Exactly as written, print each record in the listing.
—————
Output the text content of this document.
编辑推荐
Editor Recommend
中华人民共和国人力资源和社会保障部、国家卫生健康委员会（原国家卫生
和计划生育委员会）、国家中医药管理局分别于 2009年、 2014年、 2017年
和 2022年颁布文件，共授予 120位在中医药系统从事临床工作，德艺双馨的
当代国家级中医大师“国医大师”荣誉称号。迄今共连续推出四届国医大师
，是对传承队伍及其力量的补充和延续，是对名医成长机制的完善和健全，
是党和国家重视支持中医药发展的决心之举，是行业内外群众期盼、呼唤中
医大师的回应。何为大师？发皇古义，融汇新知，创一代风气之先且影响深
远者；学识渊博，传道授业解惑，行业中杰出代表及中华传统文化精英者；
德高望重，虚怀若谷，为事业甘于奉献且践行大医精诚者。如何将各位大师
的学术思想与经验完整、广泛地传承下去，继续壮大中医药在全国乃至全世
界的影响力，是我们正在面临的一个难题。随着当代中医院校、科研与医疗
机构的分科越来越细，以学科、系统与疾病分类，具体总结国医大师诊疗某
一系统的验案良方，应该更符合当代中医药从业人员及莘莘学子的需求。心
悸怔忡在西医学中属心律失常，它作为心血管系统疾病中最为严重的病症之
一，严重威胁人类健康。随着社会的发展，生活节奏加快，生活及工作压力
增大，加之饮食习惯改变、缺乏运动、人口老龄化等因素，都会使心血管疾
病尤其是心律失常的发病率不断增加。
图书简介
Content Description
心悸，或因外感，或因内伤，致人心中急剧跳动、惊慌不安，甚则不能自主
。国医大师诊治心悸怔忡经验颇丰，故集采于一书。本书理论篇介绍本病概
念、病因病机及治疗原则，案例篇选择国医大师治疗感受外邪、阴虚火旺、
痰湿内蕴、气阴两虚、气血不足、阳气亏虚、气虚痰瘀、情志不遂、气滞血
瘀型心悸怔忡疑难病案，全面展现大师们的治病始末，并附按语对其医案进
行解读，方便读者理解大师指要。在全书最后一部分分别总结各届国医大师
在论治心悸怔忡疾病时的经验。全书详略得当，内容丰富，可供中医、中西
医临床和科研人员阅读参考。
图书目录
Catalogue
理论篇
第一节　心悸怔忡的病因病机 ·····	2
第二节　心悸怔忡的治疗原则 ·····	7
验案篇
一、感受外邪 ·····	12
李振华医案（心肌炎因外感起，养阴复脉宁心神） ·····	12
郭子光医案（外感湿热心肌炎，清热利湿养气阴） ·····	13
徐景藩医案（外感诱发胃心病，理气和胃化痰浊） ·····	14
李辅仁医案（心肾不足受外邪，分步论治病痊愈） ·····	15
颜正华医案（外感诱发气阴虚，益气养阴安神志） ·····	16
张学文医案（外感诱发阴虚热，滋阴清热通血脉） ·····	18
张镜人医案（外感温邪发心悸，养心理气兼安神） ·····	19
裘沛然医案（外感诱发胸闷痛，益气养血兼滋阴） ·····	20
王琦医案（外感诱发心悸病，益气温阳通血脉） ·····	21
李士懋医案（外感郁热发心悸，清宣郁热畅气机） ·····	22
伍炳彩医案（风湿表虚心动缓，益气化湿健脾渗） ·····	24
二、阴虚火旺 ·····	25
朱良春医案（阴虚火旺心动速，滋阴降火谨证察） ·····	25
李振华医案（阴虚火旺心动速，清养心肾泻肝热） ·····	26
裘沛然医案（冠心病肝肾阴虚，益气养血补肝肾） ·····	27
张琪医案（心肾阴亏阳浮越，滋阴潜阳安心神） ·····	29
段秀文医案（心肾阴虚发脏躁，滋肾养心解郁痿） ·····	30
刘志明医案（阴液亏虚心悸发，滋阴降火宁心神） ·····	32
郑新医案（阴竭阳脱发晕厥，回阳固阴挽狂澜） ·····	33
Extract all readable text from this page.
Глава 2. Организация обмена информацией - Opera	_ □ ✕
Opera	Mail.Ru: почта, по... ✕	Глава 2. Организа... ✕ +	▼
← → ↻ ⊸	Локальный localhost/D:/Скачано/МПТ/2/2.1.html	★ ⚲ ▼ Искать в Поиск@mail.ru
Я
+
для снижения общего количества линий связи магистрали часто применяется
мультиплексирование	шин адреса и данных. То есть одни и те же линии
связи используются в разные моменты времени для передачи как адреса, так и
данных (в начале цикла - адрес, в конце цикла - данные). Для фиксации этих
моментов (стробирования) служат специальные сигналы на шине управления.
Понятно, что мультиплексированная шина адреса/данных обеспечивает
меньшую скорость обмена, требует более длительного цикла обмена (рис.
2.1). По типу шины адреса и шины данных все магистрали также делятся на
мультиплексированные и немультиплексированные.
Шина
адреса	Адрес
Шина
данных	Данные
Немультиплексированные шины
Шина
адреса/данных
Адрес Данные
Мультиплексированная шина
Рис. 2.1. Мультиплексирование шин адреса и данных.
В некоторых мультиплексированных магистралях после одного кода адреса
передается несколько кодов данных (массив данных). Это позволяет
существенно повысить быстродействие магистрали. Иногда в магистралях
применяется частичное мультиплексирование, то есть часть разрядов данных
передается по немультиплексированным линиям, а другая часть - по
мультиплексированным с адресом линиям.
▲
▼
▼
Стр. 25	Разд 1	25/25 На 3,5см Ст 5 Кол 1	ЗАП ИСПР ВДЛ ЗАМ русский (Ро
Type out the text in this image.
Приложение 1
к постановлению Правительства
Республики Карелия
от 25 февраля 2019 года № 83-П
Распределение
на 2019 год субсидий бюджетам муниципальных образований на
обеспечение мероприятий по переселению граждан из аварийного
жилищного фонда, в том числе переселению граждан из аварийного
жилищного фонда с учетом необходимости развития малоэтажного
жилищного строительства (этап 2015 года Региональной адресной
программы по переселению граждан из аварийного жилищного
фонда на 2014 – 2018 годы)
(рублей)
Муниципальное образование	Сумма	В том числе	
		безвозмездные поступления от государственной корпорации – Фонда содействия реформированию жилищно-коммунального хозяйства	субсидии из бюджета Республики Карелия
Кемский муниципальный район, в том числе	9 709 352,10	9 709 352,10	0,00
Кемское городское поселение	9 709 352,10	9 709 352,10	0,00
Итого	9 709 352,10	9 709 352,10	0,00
—————
**Result of this task:**
Output the text content of this document.
编辑推荐
Editor Recommend
中华人民共和国人力资源和社会保障部、国家卫生健康委员会（原国家卫生
和计划生育委员会）、国家中医药管理局分别于 2009年、 2014年、 2017年
和 2022年颁布文件，共授予 120位在中医药系统从事临床工作，德艺双馨的
当代国家级中医大师“国医大师”荣誉称号。迄今共连续推出四届国医大师
，是对传承队伍及其力量的补充和延续，是对名医成长机制的完善和健全，
是党和国家重视支持中医药发展的决心之举，是行业内外群众期盼、呼唤中
医大师的回应。何为大师？发皇古义，融汇新知，创一代风气之先且影响深
远者；学识渊博，传道授业解惑，行业中杰出代表及中华传统文化精英者；
德高望重，虚怀若谷，为事业甘于奉献且践行大医精诚者。如何将各位大师
的学术思想与经验完整、广泛地传承下去，继续壮大中医药在全国乃至全世
界的影响力，是我们正在面临的一个难题。随着当代中医院校、科研与医疗
机构的分科越来越细，以学科、系统与疾病分类，具体总结国医大师诊疗某
一系统的验案良方，应该更符合当代中医药从业人员及莘莘学子的需求。心
悸怔忡在西医学中属心律失常，它作为心血管系统疾病中最为严重的病症之
一，严重威胁人类健康。随着社会的发展，生活节奏加快，生活及工作压力
增大，加之饮食习惯改变、缺乏运动、人口老龄化等因素，都会使心血管疾
病尤其是心律失常的发病率不断增加。
图书简介
Content Description
心悸，或因外感，或因内伤，致人心中急剧跳动、惊慌不安，甚则不能自主
。国医大师诊治心悸怔忡经验颇丰，故集采于一书。本书理论篇介绍本病概
念、病因病机及治疗原则，案例篇选择国医大师治疗感受外邪、阴虚火旺、
痰湿内蕴、气阴两虚、气血不足、阳气亏虚、气虚痰瘀、情志不遂、气滞血
瘀型心悸怔忡疑难病案，全面展现大师们的治病始末，并附按语对其医案进
行解读，方便读者理解大师指要。在全书最后一部分分别总结各届国医大师
在论治心悸怔忡疾病时的经验。全书详略得当，内容丰富，可供中医、中西
医临床和科研人员阅读参考。
图书目录
Catalogue
理论篇
第一节　心悸怔忡的病因病机 ·····	2
第二节　心悸怔忡的治疗原则 ·····	7
验案篇
一、感受外邪 ·····	12
李振华医案（心肌炎因外感起，养阴复脉宁心神） ·····	12
郭子光医案（外感湿热心肌炎，清热利湿养气阴） ·····	13
徐景藩医案（外感诱发胃心病，理气和胃化痰浊） ·····	14
李辅仁医案（心肾不足受外邪，分步论治病痊愈） ·····	15
颜正华医案（外感诱发气阴虚，益气养阴安神志） ·····	16
张学文医案（外感诱发阴虚热，滋阴清热通血脉） ·····	18
张镜人医案（外感温邪发心悸，养心理气兼安神） ·····	19
裘沛然医案（外感诱发胸闷痛，益气养血兼滋阴） ·····	20
王琦医案（外感诱发心悸病，益气温阳通血脉） ·····	21
李士懋医案（外感郁热发心悸，清宣郁热畅气机） ·····	22
伍炳彩医案（风湿表虚心动缓，益气化湿健脾渗） ·····	24
二、阴虚火旺 ·····	25
朱良春医案（阴虚火旺心动速，滋阴降火谨证察） ·····	25
李振华医案（阴虚火旺心动速，清养心肾泻肝热） ·····	26
裘沛然医案（冠心病肝肾阴虚，益气养血补肝肾） ·····	27
张琪医案（心肾阴亏阳浮越，滋阴潜阳安心神） ·····	29
段秀文医案（心肾阴虚发脏躁，滋肾养心解郁痿） ·····	30
刘志明医案（阴液亏虚心悸发，滋阴降火宁心神） ·····	32
郑新医案（阴竭阳脱发晕厥，回阳固阴挽狂澜） ·····	33
Extract all readable text from this page.
Глава 2. Организация обмена информацией - Opera	_ □ ✕
Opera	Mail.Ru: почта, по... ✕	Глава 2. Организа... ✕ +	▼
← → ↻ ⊸	Локальный localhost/D:/Скачано/МПТ/2/2.1.html	★ ⚲ ▼ Искать в Поиск@mail.ru
Я
+
для снижения общего количества линий связи магистрали часто применяется
мультиплексирование	шин адреса и данных. То есть одни и те же линии
связи используются в разные моменты времени для передачи как адреса, так и
данных (в начале цикла - адрес, в конце цикла - данные). Для фиксации этих
моментов (стробирования) служат специальные сигналы на шине управления.
Понятно, что мультиплексированная шина адреса/данных обеспечивает
меньшую скорость обмена, требует более длительного цикла обмена (рис.
2.1). По типу шины адреса и шины данных все магистрали также делятся на
мультиплексированные и немультиплексированные.
Шина
адреса	Адрес
Шина
данных	Данные
Немультиплексированные шины
Шина
адреса/данных
Адрес Данные
Мультиплексированная шина
Рис. 2.1. Мультиплексирование шин адреса и данных.
В некоторых мультиплексированных магистралях после одного кода адреса
передается несколько кодов данных (массив данных). Это позволяет
существенно повысить быстродействие магистрали. Иногда в магистралях
применяется частичное мультиплексирование, то есть часть разрядов данных
передается по немультиплексированным линиям, а другая часть - по
мультиплексированным с адресом линиям.
▲
▼
▼
Стр. 25	Разд 1	25/25 На 3,5см Ст 5 Кол 1	ЗАП ИСПР ВДЛ ЗАМ русский (Ро
Type out the text in this image.
Приложение 1
к постановлению Правительства
Республики Карелия
от 25 февраля 2019 года № 83-П
Распределение
на 2019 год субсидий бюджетам муниципальных образований на
обеспечение мероприятий по переселению граждан из аварийного
жилищного фонда, в том числе переселению граждан из аварийного
жилищного фонда с учетом необходимости развития малоэтажного
жилищного строительства (этап 2015 года Региональной адресной
программы по переселению граждан из аварийного жилищного
фонда на 2014 – 2018 годы)
(рублей)
Муниципальное образование	Сумма	В том числе	
		безвозмездные поступления от государственной корпорации – Фонда содействия реформированию жилищно-коммунального хозяйства	субсидии из бюджета Республики Карелия
Кемский муниципальный район, в том числе	9 709 352,10	9 709 352,10	0,00
Кемское городское поселение	9 709 352,10	9 709 352,10	0,00
Итого	9 709 352,10	9 709 352,10	0,00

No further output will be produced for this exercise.